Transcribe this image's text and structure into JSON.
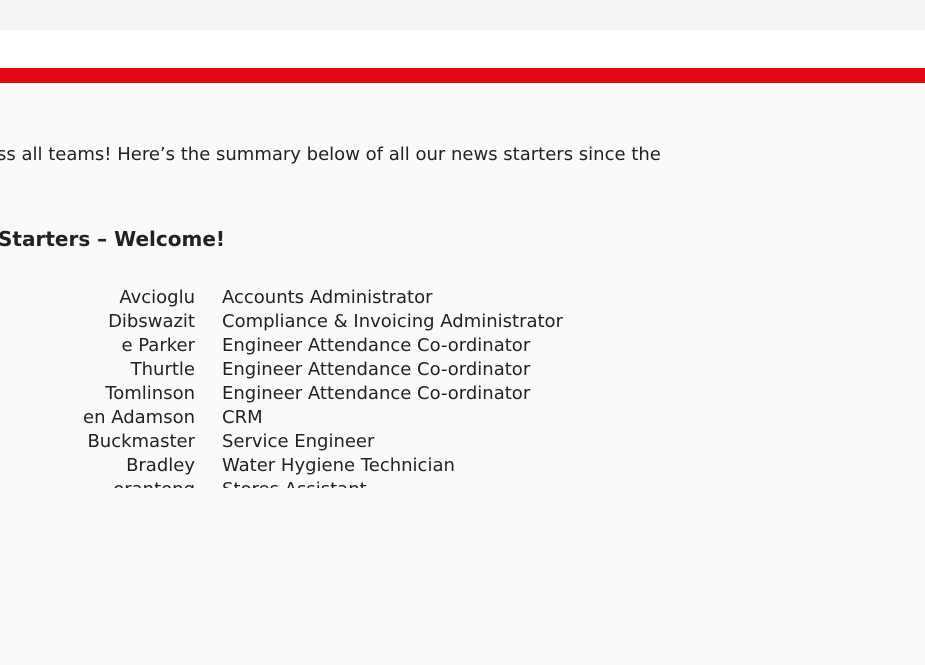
{
  "colors": {
    "accent_bar": "#e30613",
    "page_background": "#fafafb",
    "text": "#222222"
  },
  "email": {
    "intro_text": "ss all teams!  Here’s the summary below of all our news starters since the",
    "section_heading": "Starters – Welcome!",
    "starters": [
      {
        "name": "Avcioglu",
        "role": "Accounts Administrator"
      },
      {
        "name": "Dibswazit",
        "role": "Compliance & Invoicing Administrator"
      },
      {
        "name": "e Parker",
        "role": "Engineer Attendance Co-ordinator"
      },
      {
        "name": "Thurtle",
        "role": "Engineer Attendance Co-ordinator"
      },
      {
        "name": "Tomlinson",
        "role": "Engineer Attendance Co-ordinator"
      },
      {
        "name": "en Adamson",
        "role": "CRM"
      },
      {
        "name": "Buckmaster",
        "role": "Service Engineer"
      },
      {
        "name": "Bradley",
        "role": "Water Hygiene Technician"
      },
      {
        "name": "orantong",
        "role": "Stores Assistant"
      }
    ]
  }
}
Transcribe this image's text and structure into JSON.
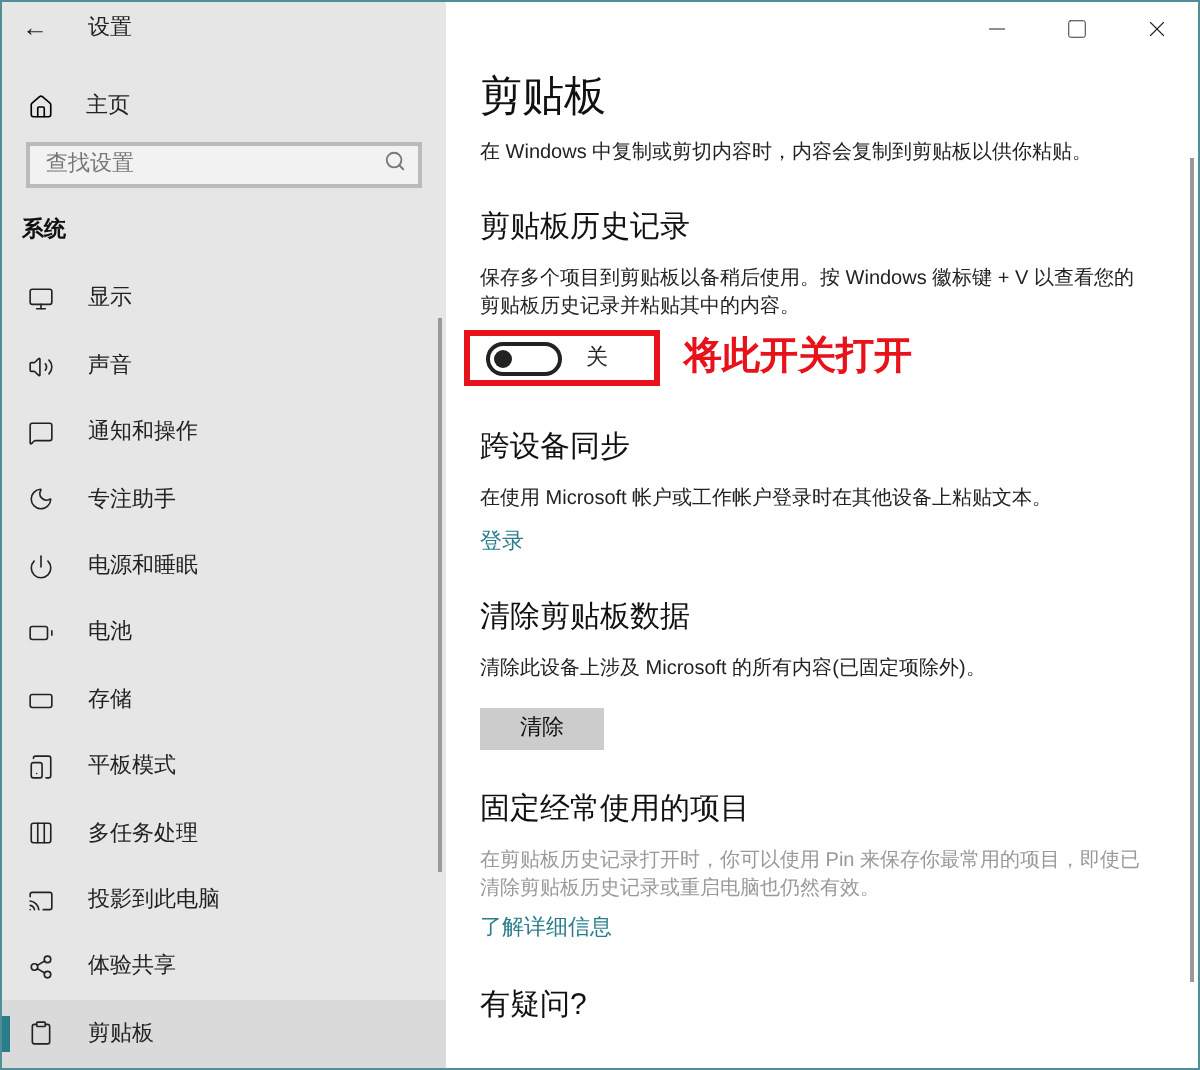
{
  "window": {
    "title": "设置",
    "back": "←"
  },
  "sidebar": {
    "home": "主页",
    "search": {
      "placeholder": "查找设置"
    },
    "section": "系统",
    "items": [
      {
        "label": "显示",
        "selected": false
      },
      {
        "label": "声音",
        "selected": false
      },
      {
        "label": "通知和操作",
        "selected": false
      },
      {
        "label": "专注助手",
        "selected": false
      },
      {
        "label": "电源和睡眠",
        "selected": false
      },
      {
        "label": "电池",
        "selected": false
      },
      {
        "label": "存储",
        "selected": false
      },
      {
        "label": "平板模式",
        "selected": false
      },
      {
        "label": "多任务处理",
        "selected": false
      },
      {
        "label": "投影到此电脑",
        "selected": false
      },
      {
        "label": "体验共享",
        "selected": false
      },
      {
        "label": "剪贴板",
        "selected": true
      }
    ]
  },
  "page": {
    "title": "剪贴板",
    "intro": "在 Windows 中复制或剪切内容时，内容会复制到剪贴板以供你粘贴。",
    "sections": [
      {
        "kind": "toggle",
        "heading": "剪贴板历史记录",
        "text": "保存多个项目到剪贴板以备稍后使用。按 Windows 徽标键 + V 以查看您的剪贴板历史记录并粘贴其中的内容。",
        "on": false,
        "state_label": "关",
        "annotation": "将此开关打开"
      },
      {
        "kind": "link",
        "heading": "跨设备同步",
        "text": "在使用 Microsoft 帐户或工作帐户登录时在其他设备上粘贴文本。",
        "link": "登录"
      },
      {
        "kind": "button",
        "heading": "清除剪贴板数据",
        "text": "清除此设备上涉及 Microsoft 的所有内容(已固定项除外)。",
        "button": "清除"
      },
      {
        "kind": "muted",
        "heading": "固定经常使用的项目",
        "text": "在剪贴板历史记录打开时，你可以使用 Pin 来保存你最常用的项目，即使已清除剪贴板历史记录或重启电脑也仍然有效。",
        "link": "了解详细信息"
      },
      {
        "kind": "heading",
        "heading": "有疑问?"
      }
    ]
  }
}
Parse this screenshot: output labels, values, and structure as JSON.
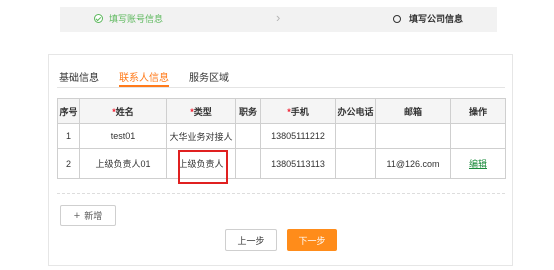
{
  "steps": {
    "step1_label": "填写账号信息",
    "step2_label": "填写公司信息"
  },
  "tabs": [
    {
      "label": "基础信息"
    },
    {
      "label": "联系人信息"
    },
    {
      "label": "服务区域"
    }
  ],
  "active_tab": 1,
  "table": {
    "headers": {
      "seq": "序号",
      "name_req": "*",
      "name": "姓名",
      "type_req": "*",
      "type": "类型",
      "position": "职务",
      "mobile_req": "*",
      "mobile": "手机",
      "office_phone": "办公电话",
      "email": "邮箱",
      "action": "操作"
    },
    "rows": [
      {
        "seq": "1",
        "name": "test01",
        "type": "大华业务对接人",
        "position": "",
        "mobile": "13805111212",
        "office_phone": "",
        "email": "",
        "action": ""
      },
      {
        "seq": "2",
        "name": "上级负责人01",
        "type": "上级负责人",
        "position": "",
        "mobile": "13805113113",
        "office_phone": "",
        "email": "11@126.com",
        "action": "编辑"
      }
    ]
  },
  "buttons": {
    "add_label": "新增",
    "prev_label": "上一步",
    "next_label": "下一步"
  },
  "colors": {
    "accent": "#ff8c1a",
    "success": "#5cb85c",
    "highlight": "#e02020"
  }
}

WHAT NEEDS TO BE DONE → Transcribe the whole listing, character for character, but not its images.

SOLUTION FOR THIS TASK →
Transcribe this image's text and structure into JSON.
{
  "colors": {
    "accent_bar": "#e30613",
    "page_background": "#fafafb",
    "text": "#222222"
  },
  "email": {
    "intro_text": "ss all teams!  Here’s the summary below of all our news starters since the",
    "section_heading": "Starters – Welcome!",
    "starters": [
      {
        "name": "Avcioglu",
        "role": "Accounts Administrator"
      },
      {
        "name": "Dibswazit",
        "role": "Compliance & Invoicing Administrator"
      },
      {
        "name": "e Parker",
        "role": "Engineer Attendance Co-ordinator"
      },
      {
        "name": "Thurtle",
        "role": "Engineer Attendance Co-ordinator"
      },
      {
        "name": "Tomlinson",
        "role": "Engineer Attendance Co-ordinator"
      },
      {
        "name": "en Adamson",
        "role": "CRM"
      },
      {
        "name": "Buckmaster",
        "role": "Service Engineer"
      },
      {
        "name": "Bradley",
        "role": "Water Hygiene Technician"
      },
      {
        "name": "orantong",
        "role": "Stores Assistant"
      }
    ]
  }
}
Transcribe this image's text and structure into JSON.
{
  "window": {
    "title": "设置",
    "back": "←"
  },
  "sidebar": {
    "home": "主页",
    "search": {
      "placeholder": "查找设置"
    },
    "section": "系统",
    "items": [
      {
        "label": "显示",
        "selected": false
      },
      {
        "label": "声音",
        "selected": false
      },
      {
        "label": "通知和操作",
        "selected": false
      },
      {
        "label": "专注助手",
        "selected": false
      },
      {
        "label": "电源和睡眠",
        "selected": false
      },
      {
        "label": "电池",
        "selected": false
      },
      {
        "label": "存储",
        "selected": false
      },
      {
        "label": "平板模式",
        "selected": false
      },
      {
        "label": "多任务处理",
        "selected": false
      },
      {
        "label": "投影到此电脑",
        "selected": false
      },
      {
        "label": "体验共享",
        "selected": false
      },
      {
        "label": "剪贴板",
        "selected": true
      }
    ]
  },
  "page": {
    "title": "剪贴板",
    "intro": "在 Windows 中复制或剪切内容时，内容会复制到剪贴板以供你粘贴。",
    "sections": [
      {
        "kind": "toggle",
        "heading": "剪贴板历史记录",
        "text": "保存多个项目到剪贴板以备稍后使用。按 Windows 徽标键 + V 以查看您的剪贴板历史记录并粘贴其中的内容。",
        "on": false,
        "state_label": "关",
        "annotation": "将此开关打开"
      },
      {
        "kind": "link",
        "heading": "跨设备同步",
        "text": "在使用 Microsoft 帐户或工作帐户登录时在其他设备上粘贴文本。",
        "link": "登录"
      },
      {
        "kind": "button",
        "heading": "清除剪贴板数据",
        "text": "清除此设备上涉及 Microsoft 的所有内容(已固定项除外)。",
        "button": "清除"
      },
      {
        "kind": "muted",
        "heading": "固定经常使用的项目",
        "text": "在剪贴板历史记录打开时，你可以使用 Pin 来保存你最常用的项目，即使已清除剪贴板历史记录或重启电脑也仍然有效。",
        "link": "了解详细信息"
      },
      {
        "kind": "heading",
        "heading": "有疑问?"
      }
    ]
  }
}
Parse this screenshot: output labels, values, and structure as JSON.
{
  "steps": {
    "step1_label": "填写账号信息",
    "step2_label": "填写公司信息"
  },
  "tabs": [
    {
      "label": "基础信息"
    },
    {
      "label": "联系人信息"
    },
    {
      "label": "服务区域"
    }
  ],
  "active_tab": 1,
  "table": {
    "headers": {
      "seq": "序号",
      "name_req": "*",
      "name": "姓名",
      "type_req": "*",
      "type": "类型",
      "position": "职务",
      "mobile_req": "*",
      "mobile": "手机",
      "office_phone": "办公电话",
      "email": "邮箱",
      "action": "操作"
    },
    "rows": [
      {
        "seq": "1",
        "name": "test01",
        "type": "大华业务对接人",
        "position": "",
        "mobile": "13805111212",
        "office_phone": "",
        "email": "",
        "action": ""
      },
      {
        "seq": "2",
        "name": "上级负责人01",
        "type": "上级负责人",
        "position": "",
        "mobile": "13805113113",
        "office_phone": "",
        "email": "11@126.com",
        "action": "编辑"
      }
    ]
  },
  "buttons": {
    "add_label": "新增",
    "prev_label": "上一步",
    "next_label": "下一步"
  },
  "colors": {
    "accent": "#ff8c1a",
    "success": "#5cb85c",
    "highlight": "#e02020"
  }
}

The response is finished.